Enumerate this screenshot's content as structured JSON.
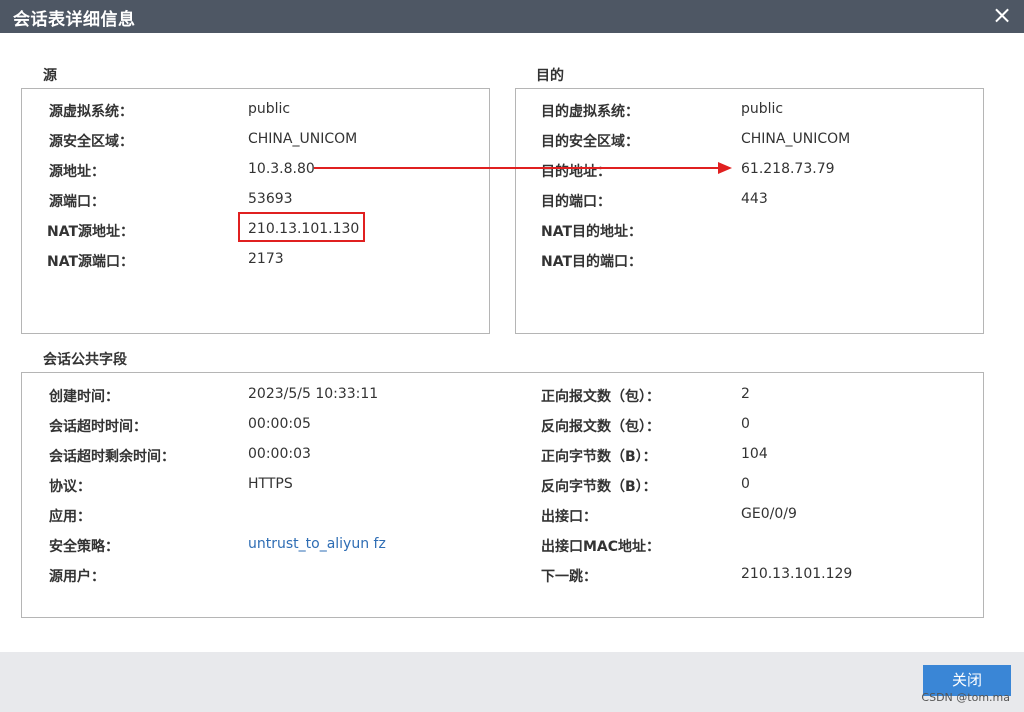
{
  "dialog": {
    "title": "会话表详细信息",
    "close_icon": "×"
  },
  "source": {
    "heading": "源",
    "rows": [
      {
        "label": "源虚拟系统：",
        "value": "public"
      },
      {
        "label": "源安全区域：",
        "value": "CHINA_UNICOM"
      },
      {
        "label": "源地址：",
        "value": "10.3.8.80"
      },
      {
        "label": "源端口：",
        "value": "53693"
      },
      {
        "label": "NAT源地址：",
        "value": "210.13.101.130"
      },
      {
        "label": "NAT源端口：",
        "value": "2173"
      }
    ]
  },
  "destination": {
    "heading": "目的",
    "rows": [
      {
        "label": "目的虚拟系统：",
        "value": "public"
      },
      {
        "label": "目的安全区域：",
        "value": "CHINA_UNICOM"
      },
      {
        "label": "目的地址：",
        "value": "61.218.73.79"
      },
      {
        "label": "目的端口：",
        "value": "443"
      },
      {
        "label": "NAT目的地址：",
        "value": ""
      },
      {
        "label": "NAT目的端口：",
        "value": ""
      }
    ]
  },
  "common": {
    "heading": "会话公共字段",
    "left_rows": [
      {
        "label": "创建时间：",
        "value": "2023/5/5 10:33:11"
      },
      {
        "label": "会话超时时间：",
        "value": "00:00:05"
      },
      {
        "label": "会话超时剩余时间：",
        "value": "00:00:03"
      },
      {
        "label": "协议：",
        "value": "HTTPS"
      },
      {
        "label": "应用：",
        "value": ""
      },
      {
        "label": "安全策略：",
        "value": "untrust_to_aliyun fz"
      },
      {
        "label": "源用户：",
        "value": ""
      }
    ],
    "right_rows": [
      {
        "label": "正向报文数（包）：",
        "value": "2"
      },
      {
        "label": "反向报文数（包）：",
        "value": "0"
      },
      {
        "label": "正向字节数（B）：",
        "value": "104"
      },
      {
        "label": "反向字节数（B）：",
        "value": "0"
      },
      {
        "label": "出接口：",
        "value": "GE0/0/9"
      },
      {
        "label": "出接口MAC地址：",
        "value": ""
      },
      {
        "label": "下一跳：",
        "value": "210.13.101.129"
      }
    ]
  },
  "footer": {
    "close_label": "关闭",
    "watermark": "CSDN @tom.ma"
  },
  "colors": {
    "titlebar": "#4e5764",
    "link": "#2e6db4",
    "annotation": "#e02020",
    "button": "#3a86d6"
  }
}
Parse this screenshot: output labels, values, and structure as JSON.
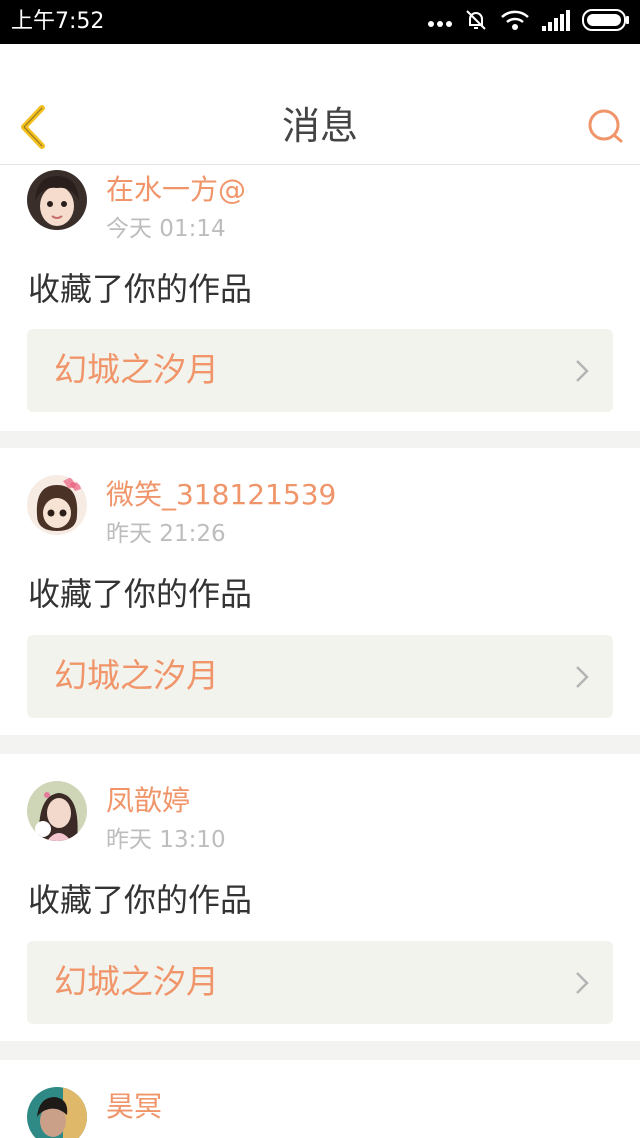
{
  "status_bar": {
    "time": "上午7:52",
    "icons": [
      "more-dots-icon",
      "bell-off-icon",
      "wifi-icon",
      "signal-icon",
      "battery-icon"
    ]
  },
  "header": {
    "title": "消息",
    "back_icon": "chevron-left-icon",
    "search_icon": "search-icon"
  },
  "colors": {
    "accent_orange": "#f0956a",
    "back_yellow": "#f3c020",
    "text_dark": "#333333",
    "text_gray": "#bdbdbd",
    "card_link_bg": "#f3f3ee",
    "separator_bg": "#f3f3f1"
  },
  "messages": [
    {
      "user": "在水一方@",
      "time": "今天 01:14",
      "action": "收藏了你的作品",
      "work": "幻城之汐月"
    },
    {
      "user": "微笑_318121539",
      "time": "昨天 21:26",
      "action": "收藏了你的作品",
      "work": "幻城之汐月"
    },
    {
      "user": "凤歆婷",
      "time": "昨天 13:10",
      "action": "收藏了你的作品",
      "work": "幻城之汐月"
    },
    {
      "user": "昊冥"
    }
  ]
}
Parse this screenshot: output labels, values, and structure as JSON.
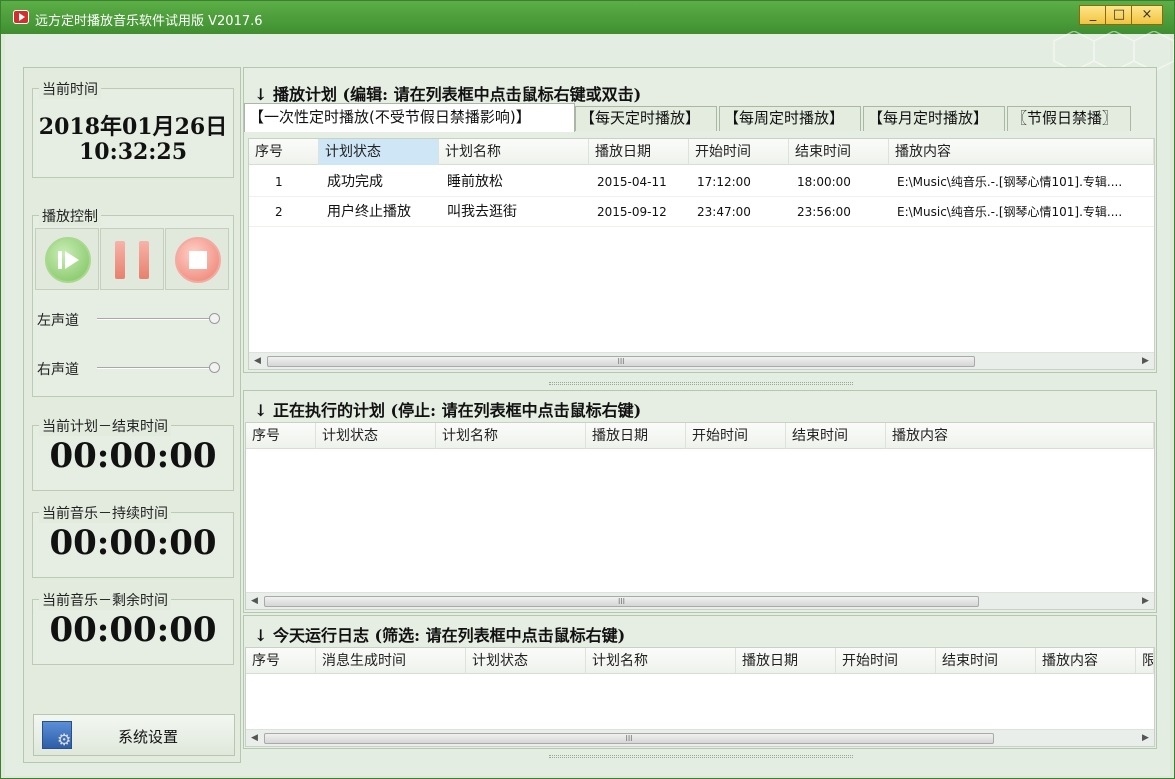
{
  "window": {
    "title": "远方定时播放音乐软件试用版 V2017.6",
    "minimize": "_",
    "maximize": "□",
    "close": "×"
  },
  "left": {
    "current_time": {
      "label": "当前时间",
      "date": "2018年01月26日",
      "time": "10:32:25"
    },
    "playback": {
      "label": "播放控制",
      "left_channel": "左声道",
      "right_channel": "右声道",
      "left_channel_level": 1.0,
      "right_channel_level": 1.0
    },
    "plan_end": {
      "label": "当前计划－结束时间",
      "value": "00:00:00"
    },
    "music_duration": {
      "label": "当前音乐－持续时间",
      "value": "00:00:00"
    },
    "music_remaining": {
      "label": "当前音乐－剩余时间",
      "value": "00:00:00"
    },
    "settings_label": "系统设置"
  },
  "schedule": {
    "title": "↓ 播放计划 (编辑: 请在列表框中点击鼠标右键或双击)",
    "tabs": [
      "【一次性定时播放(不受节假日禁播影响)】",
      "【每天定时播放】",
      "【每周定时播放】",
      "【每月定时播放】",
      "〖节假日禁播〗"
    ],
    "columns": [
      "序号",
      "计划状态",
      "计划名称",
      "播放日期",
      "开始时间",
      "结束时间",
      "播放内容"
    ],
    "rows": [
      [
        "1",
        "成功完成",
        "睡前放松",
        "2015-04-11",
        "17:12:00",
        "18:00:00",
        "E:\\Music\\纯音乐.-.[钢琴心情101].专辑...."
      ],
      [
        "2",
        "用户终止播放",
        "叫我去逛街",
        "2015-09-12",
        "23:47:00",
        "23:56:00",
        "E:\\Music\\纯音乐.-.[钢琴心情101].专辑...."
      ]
    ]
  },
  "running": {
    "title": "↓ 正在执行的计划 (停止: 请在列表框中点击鼠标右键)",
    "columns": [
      "序号",
      "计划状态",
      "计划名称",
      "播放日期",
      "开始时间",
      "结束时间",
      "播放内容"
    ]
  },
  "log": {
    "title": "↓ 今天运行日志 (筛选: 请在列表框中点击鼠标右键)",
    "columns": [
      "序号",
      "消息生成时间",
      "计划状态",
      "计划名称",
      "播放日期",
      "开始时间",
      "结束时间",
      "播放内容",
      "限"
    ]
  },
  "scroll_thumb_label": "III"
}
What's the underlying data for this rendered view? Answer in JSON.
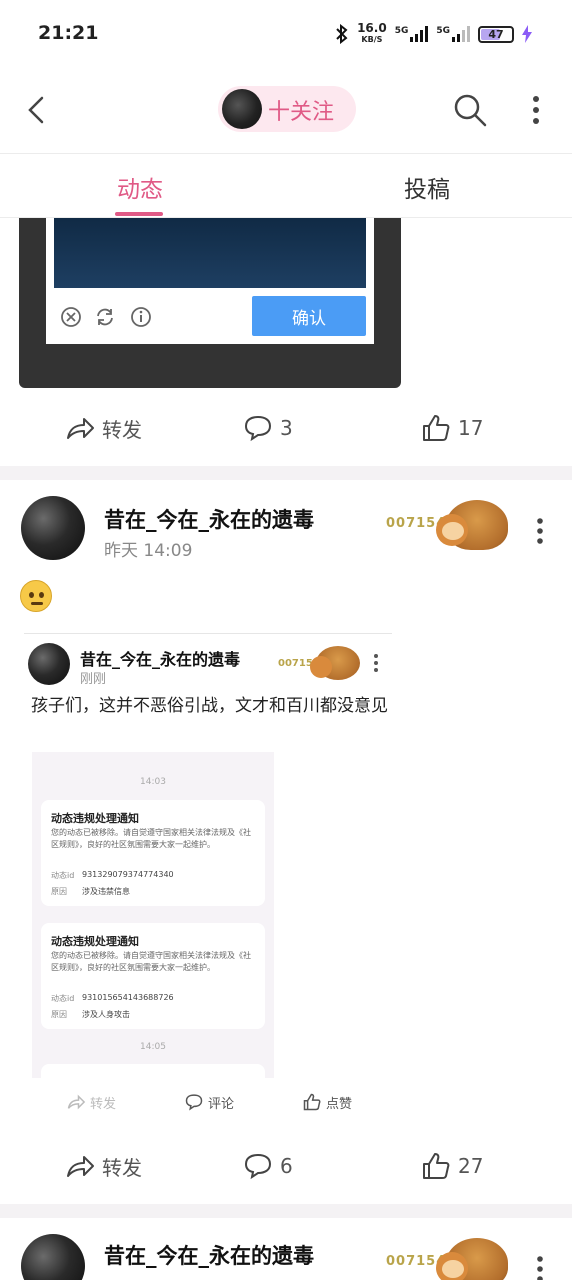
{
  "status_bar": {
    "time": "21:21",
    "net_speed": "16.0",
    "net_unit": "KB/S",
    "sig1": "5G",
    "sig2": "5G",
    "battery": "47"
  },
  "header": {
    "follow_label": "十关注"
  },
  "tabs": [
    {
      "label": "动态",
      "active": true
    },
    {
      "label": "投稿",
      "active": false
    }
  ],
  "top_card": {
    "confirm_label": "确认",
    "actions": {
      "repost": "转发",
      "comments": "3",
      "likes": "17"
    }
  },
  "post1": {
    "author": "昔在_今在_永在的遗毒",
    "time": "昨天 14:09",
    "badge_number": "007154",
    "emoji": "raised-eyebrow-face",
    "repost": {
      "author": "昔在_今在_永在的遗毒",
      "time": "刚刚",
      "badge_number": "007154",
      "text": "孩子们，这并不恶俗引战，文才和百川都没意见",
      "screenshot": {
        "time1": "14:03",
        "time2": "14:05",
        "notices": [
          {
            "title": "动态违规处理通知",
            "body": "您的动态已被移除。请自觉遵守国家相关法律法规及《社区规则》，良好的社区氛围需要大家一起维护。",
            "id_key": "动态id",
            "id_value": "931329079374774340",
            "reason_key": "原因",
            "reason_value": "涉及违禁信息"
          },
          {
            "title": "动态违规处理通知",
            "body": "您的动态已被移除。请自觉遵守国家相关法律法规及《社区规则》，良好的社区氛围需要大家一起维护。",
            "id_key": "动态id",
            "id_value": "931015654143688726",
            "reason_key": "原因",
            "reason_value": "涉及人身攻击"
          }
        ]
      },
      "mini_actions": {
        "repost": "转发",
        "comment": "评论",
        "like": "点赞"
      }
    },
    "actions": {
      "repost": "转发",
      "comments": "6",
      "likes": "27"
    }
  },
  "post2": {
    "author": "昔在_今在_永在的遗毒",
    "badge_number": "007154"
  },
  "colors": {
    "accent": "#e05a86",
    "confirm_button": "#4b9cf5",
    "badge_number": "#b9a44a"
  }
}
------
Task statement. Set the listing down in full and exactly. Pictures within it should not appear in the copy.

The response.
Enumerate this screenshot's content as structured JSON.
{
  "dialog": {
    "title": "会话表详细信息",
    "close_icon": "×"
  },
  "source": {
    "heading": "源",
    "rows": [
      {
        "label": "源虚拟系统：",
        "value": "public"
      },
      {
        "label": "源安全区域：",
        "value": "CHINA_UNICOM"
      },
      {
        "label": "源地址：",
        "value": "10.3.8.80"
      },
      {
        "label": "源端口：",
        "value": "53693"
      },
      {
        "label": "NAT源地址：",
        "value": "210.13.101.130"
      },
      {
        "label": "NAT源端口：",
        "value": "2173"
      }
    ]
  },
  "destination": {
    "heading": "目的",
    "rows": [
      {
        "label": "目的虚拟系统：",
        "value": "public"
      },
      {
        "label": "目的安全区域：",
        "value": "CHINA_UNICOM"
      },
      {
        "label": "目的地址：",
        "value": "61.218.73.79"
      },
      {
        "label": "目的端口：",
        "value": "443"
      },
      {
        "label": "NAT目的地址：",
        "value": ""
      },
      {
        "label": "NAT目的端口：",
        "value": ""
      }
    ]
  },
  "common": {
    "heading": "会话公共字段",
    "left_rows": [
      {
        "label": "创建时间：",
        "value": "2023/5/5 10:33:11"
      },
      {
        "label": "会话超时时间：",
        "value": "00:00:05"
      },
      {
        "label": "会话超时剩余时间：",
        "value": "00:00:03"
      },
      {
        "label": "协议：",
        "value": "HTTPS"
      },
      {
        "label": "应用：",
        "value": ""
      },
      {
        "label": "安全策略：",
        "value": "untrust_to_aliyun fz"
      },
      {
        "label": "源用户：",
        "value": ""
      }
    ],
    "right_rows": [
      {
        "label": "正向报文数（包）：",
        "value": "2"
      },
      {
        "label": "反向报文数（包）：",
        "value": "0"
      },
      {
        "label": "正向字节数（B）：",
        "value": "104"
      },
      {
        "label": "反向字节数（B）：",
        "value": "0"
      },
      {
        "label": "出接口：",
        "value": "GE0/0/9"
      },
      {
        "label": "出接口MAC地址：",
        "value": ""
      },
      {
        "label": "下一跳：",
        "value": "210.13.101.129"
      }
    ]
  },
  "footer": {
    "close_label": "关闭",
    "watermark": "CSDN @tom.ma"
  },
  "colors": {
    "titlebar": "#4e5764",
    "link": "#2e6db4",
    "annotation": "#e02020",
    "button": "#3a86d6"
  }
}
Parse this screenshot: output labels, values, and structure as JSON.
{
  "status_bar": {
    "time": "上午7:52",
    "icons": [
      "more-dots-icon",
      "bell-off-icon",
      "wifi-icon",
      "signal-icon",
      "battery-icon"
    ]
  },
  "header": {
    "title": "消息",
    "back_icon": "chevron-left-icon",
    "search_icon": "search-icon"
  },
  "colors": {
    "accent_orange": "#f0956a",
    "back_yellow": "#f3c020",
    "text_dark": "#333333",
    "text_gray": "#bdbdbd",
    "card_link_bg": "#f3f3ee",
    "separator_bg": "#f3f3f1"
  },
  "messages": [
    {
      "user": "在水一方@",
      "time": "今天 01:14",
      "action": "收藏了你的作品",
      "work": "幻城之汐月"
    },
    {
      "user": "微笑_318121539",
      "time": "昨天 21:26",
      "action": "收藏了你的作品",
      "work": "幻城之汐月"
    },
    {
      "user": "凤歆婷",
      "time": "昨天 13:10",
      "action": "收藏了你的作品",
      "work": "幻城之汐月"
    },
    {
      "user": "昊冥"
    }
  ]
}
Parse this screenshot: output labels, values, and structure as JSON.
{
  "window": {
    "title": "远方定时播放音乐软件试用版 V2017.6",
    "minimize": "_",
    "maximize": "□",
    "close": "×"
  },
  "left": {
    "current_time": {
      "label": "当前时间",
      "date": "2018年01月26日",
      "time": "10:32:25"
    },
    "playback": {
      "label": "播放控制",
      "left_channel": "左声道",
      "right_channel": "右声道",
      "left_channel_level": 1.0,
      "right_channel_level": 1.0
    },
    "plan_end": {
      "label": "当前计划－结束时间",
      "value": "00:00:00"
    },
    "music_duration": {
      "label": "当前音乐－持续时间",
      "value": "00:00:00"
    },
    "music_remaining": {
      "label": "当前音乐－剩余时间",
      "value": "00:00:00"
    },
    "settings_label": "系统设置"
  },
  "schedule": {
    "title": "↓ 播放计划 (编辑: 请在列表框中点击鼠标右键或双击)",
    "tabs": [
      "【一次性定时播放(不受节假日禁播影响)】",
      "【每天定时播放】",
      "【每周定时播放】",
      "【每月定时播放】",
      "〖节假日禁播〗"
    ],
    "columns": [
      "序号",
      "计划状态",
      "计划名称",
      "播放日期",
      "开始时间",
      "结束时间",
      "播放内容"
    ],
    "rows": [
      [
        "1",
        "成功完成",
        "睡前放松",
        "2015-04-11",
        "17:12:00",
        "18:00:00",
        "E:\\Music\\纯音乐.-.[钢琴心情101].专辑...."
      ],
      [
        "2",
        "用户终止播放",
        "叫我去逛街",
        "2015-09-12",
        "23:47:00",
        "23:56:00",
        "E:\\Music\\纯音乐.-.[钢琴心情101].专辑...."
      ]
    ]
  },
  "running": {
    "title": "↓ 正在执行的计划 (停止: 请在列表框中点击鼠标右键)",
    "columns": [
      "序号",
      "计划状态",
      "计划名称",
      "播放日期",
      "开始时间",
      "结束时间",
      "播放内容"
    ]
  },
  "log": {
    "title": "↓ 今天运行日志 (筛选: 请在列表框中点击鼠标右键)",
    "columns": [
      "序号",
      "消息生成时间",
      "计划状态",
      "计划名称",
      "播放日期",
      "开始时间",
      "结束时间",
      "播放内容",
      "限"
    ]
  },
  "scroll_thumb_label": "III"
}
What's the underlying data for this rendered view? Answer in JSON.
{
  "status_bar": {
    "time": "21:21",
    "net_speed": "16.0",
    "net_unit": "KB/S",
    "sig1": "5G",
    "sig2": "5G",
    "battery": "47"
  },
  "header": {
    "follow_label": "十关注"
  },
  "tabs": [
    {
      "label": "动态",
      "active": true
    },
    {
      "label": "投稿",
      "active": false
    }
  ],
  "top_card": {
    "confirm_label": "确认",
    "actions": {
      "repost": "转发",
      "comments": "3",
      "likes": "17"
    }
  },
  "post1": {
    "author": "昔在_今在_永在的遗毒",
    "time": "昨天 14:09",
    "badge_number": "007154",
    "emoji": "raised-eyebrow-face",
    "repost": {
      "author": "昔在_今在_永在的遗毒",
      "time": "刚刚",
      "badge_number": "007154",
      "text": "孩子们，这并不恶俗引战，文才和百川都没意见",
      "screenshot": {
        "time1": "14:03",
        "time2": "14:05",
        "notices": [
          {
            "title": "动态违规处理通知",
            "body": "您的动态已被移除。请自觉遵守国家相关法律法规及《社区规则》，良好的社区氛围需要大家一起维护。",
            "id_key": "动态id",
            "id_value": "931329079374774340",
            "reason_key": "原因",
            "reason_value": "涉及违禁信息"
          },
          {
            "title": "动态违规处理通知",
            "body": "您的动态已被移除。请自觉遵守国家相关法律法规及《社区规则》，良好的社区氛围需要大家一起维护。",
            "id_key": "动态id",
            "id_value": "931015654143688726",
            "reason_key": "原因",
            "reason_value": "涉及人身攻击"
          }
        ]
      },
      "mini_actions": {
        "repost": "转发",
        "comment": "评论",
        "like": "点赞"
      }
    },
    "actions": {
      "repost": "转发",
      "comments": "6",
      "likes": "27"
    }
  },
  "post2": {
    "author": "昔在_今在_永在的遗毒",
    "badge_number": "007154"
  },
  "colors": {
    "accent": "#e05a86",
    "confirm_button": "#4b9cf5",
    "badge_number": "#b9a44a"
  }
}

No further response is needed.